§ Your instructions: Output every entry exactly as given.

§ Listing:
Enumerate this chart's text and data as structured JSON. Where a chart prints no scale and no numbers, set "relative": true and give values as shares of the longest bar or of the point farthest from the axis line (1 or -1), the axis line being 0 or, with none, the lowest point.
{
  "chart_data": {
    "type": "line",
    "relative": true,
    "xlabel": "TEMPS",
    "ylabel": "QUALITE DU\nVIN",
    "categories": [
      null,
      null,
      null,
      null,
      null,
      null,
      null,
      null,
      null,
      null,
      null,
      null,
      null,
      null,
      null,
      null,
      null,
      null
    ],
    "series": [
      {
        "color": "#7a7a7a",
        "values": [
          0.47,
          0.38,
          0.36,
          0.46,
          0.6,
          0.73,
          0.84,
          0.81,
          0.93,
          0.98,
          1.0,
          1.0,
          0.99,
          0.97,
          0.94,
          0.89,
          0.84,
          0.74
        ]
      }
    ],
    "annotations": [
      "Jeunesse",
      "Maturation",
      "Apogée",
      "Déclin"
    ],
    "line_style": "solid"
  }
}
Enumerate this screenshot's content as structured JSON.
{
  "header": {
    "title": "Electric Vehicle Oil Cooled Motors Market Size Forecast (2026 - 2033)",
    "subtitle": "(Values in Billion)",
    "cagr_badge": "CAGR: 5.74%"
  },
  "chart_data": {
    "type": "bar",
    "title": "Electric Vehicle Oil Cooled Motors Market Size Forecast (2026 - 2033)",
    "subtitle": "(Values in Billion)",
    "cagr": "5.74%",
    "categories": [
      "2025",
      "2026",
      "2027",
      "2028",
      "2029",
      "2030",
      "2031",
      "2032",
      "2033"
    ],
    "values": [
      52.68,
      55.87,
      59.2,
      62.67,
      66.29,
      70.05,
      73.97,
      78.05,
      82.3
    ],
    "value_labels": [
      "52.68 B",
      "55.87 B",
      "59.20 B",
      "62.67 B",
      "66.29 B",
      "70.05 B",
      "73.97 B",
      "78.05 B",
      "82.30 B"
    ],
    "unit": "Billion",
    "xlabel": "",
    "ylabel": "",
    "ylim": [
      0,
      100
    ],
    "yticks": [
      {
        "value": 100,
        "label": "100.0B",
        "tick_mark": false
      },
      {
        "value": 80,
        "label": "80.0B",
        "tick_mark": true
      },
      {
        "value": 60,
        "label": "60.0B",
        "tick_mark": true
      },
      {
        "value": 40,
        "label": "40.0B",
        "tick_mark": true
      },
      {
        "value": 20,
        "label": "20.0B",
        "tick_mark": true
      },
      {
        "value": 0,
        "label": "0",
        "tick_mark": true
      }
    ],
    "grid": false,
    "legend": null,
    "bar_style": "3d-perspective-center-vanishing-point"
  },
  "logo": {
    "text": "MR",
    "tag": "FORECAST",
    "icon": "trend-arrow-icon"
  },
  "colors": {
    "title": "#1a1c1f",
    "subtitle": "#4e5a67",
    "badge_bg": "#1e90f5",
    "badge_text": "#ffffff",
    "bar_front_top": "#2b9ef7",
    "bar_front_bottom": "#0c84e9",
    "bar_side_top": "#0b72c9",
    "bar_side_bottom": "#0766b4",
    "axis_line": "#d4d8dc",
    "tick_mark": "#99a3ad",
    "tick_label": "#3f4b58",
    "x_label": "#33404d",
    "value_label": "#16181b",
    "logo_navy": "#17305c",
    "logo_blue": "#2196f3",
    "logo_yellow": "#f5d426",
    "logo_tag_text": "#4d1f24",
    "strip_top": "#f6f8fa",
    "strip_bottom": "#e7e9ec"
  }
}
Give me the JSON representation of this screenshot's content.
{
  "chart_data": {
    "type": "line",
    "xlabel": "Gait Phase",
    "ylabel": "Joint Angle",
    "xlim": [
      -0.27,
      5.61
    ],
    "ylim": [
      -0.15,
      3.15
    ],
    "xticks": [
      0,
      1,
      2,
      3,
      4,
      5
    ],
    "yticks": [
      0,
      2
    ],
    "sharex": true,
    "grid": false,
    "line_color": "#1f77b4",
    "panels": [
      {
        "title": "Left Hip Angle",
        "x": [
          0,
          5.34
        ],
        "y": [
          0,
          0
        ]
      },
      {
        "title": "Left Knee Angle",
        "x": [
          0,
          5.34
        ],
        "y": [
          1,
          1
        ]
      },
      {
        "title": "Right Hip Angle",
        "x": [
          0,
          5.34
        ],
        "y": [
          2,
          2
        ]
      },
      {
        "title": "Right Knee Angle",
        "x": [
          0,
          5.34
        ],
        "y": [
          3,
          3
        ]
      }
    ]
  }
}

§ Task output:
Enumerate this chart's text and data as structured JSON. Where a chart prints no scale and no numbers, set "relative": true and give values as shares of the longest bar or of the point farthest from the axis line (1 or -1), the axis line being 0 or, with none, the lowest point.
{
  "chart_data": {
    "type": "line",
    "relative": true,
    "xlabel": "TEMPS",
    "ylabel": "QUALITE DU\nVIN",
    "categories": [
      null,
      null,
      null,
      null,
      null,
      null,
      null,
      null,
      null,
      null,
      null,
      null,
      null,
      null,
      null,
      null,
      null,
      null
    ],
    "series": [
      {
        "color": "#7a7a7a",
        "values": [
          0.47,
          0.38,
          0.36,
          0.46,
          0.6,
          0.73,
          0.84,
          0.81,
          0.93,
          0.98,
          1.0,
          1.0,
          0.99,
          0.97,
          0.94,
          0.89,
          0.84,
          0.74
        ]
      }
    ],
    "annotations": [
      "Jeunesse",
      "Maturation",
      "Apogée",
      "Déclin"
    ],
    "line_style": "solid"
  }
}
Enumerate this screenshot's content as structured JSON.
{
  "header": {
    "title": "Electric Vehicle Oil Cooled Motors Market Size Forecast (2026 - 2033)",
    "subtitle": "(Values in Billion)",
    "cagr_badge": "CAGR: 5.74%"
  },
  "chart_data": {
    "type": "bar",
    "title": "Electric Vehicle Oil Cooled Motors Market Size Forecast (2026 - 2033)",
    "subtitle": "(Values in Billion)",
    "cagr": "5.74%",
    "categories": [
      "2025",
      "2026",
      "2027",
      "2028",
      "2029",
      "2030",
      "2031",
      "2032",
      "2033"
    ],
    "values": [
      52.68,
      55.87,
      59.2,
      62.67,
      66.29,
      70.05,
      73.97,
      78.05,
      82.3
    ],
    "value_labels": [
      "52.68 B",
      "55.87 B",
      "59.20 B",
      "62.67 B",
      "66.29 B",
      "70.05 B",
      "73.97 B",
      "78.05 B",
      "82.30 B"
    ],
    "unit": "Billion",
    "xlabel": "",
    "ylabel": "",
    "ylim": [
      0,
      100
    ],
    "yticks": [
      {
        "value": 100,
        "label": "100.0B",
        "tick_mark": false
      },
      {
        "value": 80,
        "label": "80.0B",
        "tick_mark": true
      },
      {
        "value": 60,
        "label": "60.0B",
        "tick_mark": true
      },
      {
        "value": 40,
        "label": "40.0B",
        "tick_mark": true
      },
      {
        "value": 20,
        "label": "20.0B",
        "tick_mark": true
      },
      {
        "value": 0,
        "label": "0",
        "tick_mark": true
      }
    ],
    "grid": false,
    "legend": null,
    "bar_style": "3d-perspective-center-vanishing-point"
  },
  "logo": {
    "text": "MR",
    "tag": "FORECAST",
    "icon": "trend-arrow-icon"
  },
  "colors": {
    "title": "#1a1c1f",
    "subtitle": "#4e5a67",
    "badge_bg": "#1e90f5",
    "badge_text": "#ffffff",
    "bar_front_top": "#2b9ef7",
    "bar_front_bottom": "#0c84e9",
    "bar_side_top": "#0b72c9",
    "bar_side_bottom": "#0766b4",
    "axis_line": "#d4d8dc",
    "tick_mark": "#99a3ad",
    "tick_label": "#3f4b58",
    "x_label": "#33404d",
    "value_label": "#16181b",
    "logo_navy": "#17305c",
    "logo_blue": "#2196f3",
    "logo_yellow": "#f5d426",
    "logo_tag_text": "#4d1f24",
    "strip_top": "#f6f8fa",
    "strip_bottom": "#e7e9ec"
  }
}
Give me the JSON representation of this screenshot's content.
{
  "chart_data": {
    "type": "line",
    "xlabel": "Gait Phase",
    "ylabel": "Joint Angle",
    "xlim": [
      -0.27,
      5.61
    ],
    "ylim": [
      -0.15,
      3.15
    ],
    "xticks": [
      0,
      1,
      2,
      3,
      4,
      5
    ],
    "yticks": [
      0,
      2
    ],
    "sharex": true,
    "grid": false,
    "line_color": "#1f77b4",
    "panels": [
      {
        "title": "Left Hip Angle",
        "x": [
          0,
          5.34
        ],
        "y": [
          0,
          0
        ]
      },
      {
        "title": "Left Knee Angle",
        "x": [
          0,
          5.34
        ],
        "y": [
          1,
          1
        ]
      },
      {
        "title": "Right Hip Angle",
        "x": [
          0,
          5.34
        ],
        "y": [
          2,
          2
        ]
      },
      {
        "title": "Right Knee Angle",
        "x": [
          0,
          5.34
        ],
        "y": [
          3,
          3
        ]
      }
    ]
  }
}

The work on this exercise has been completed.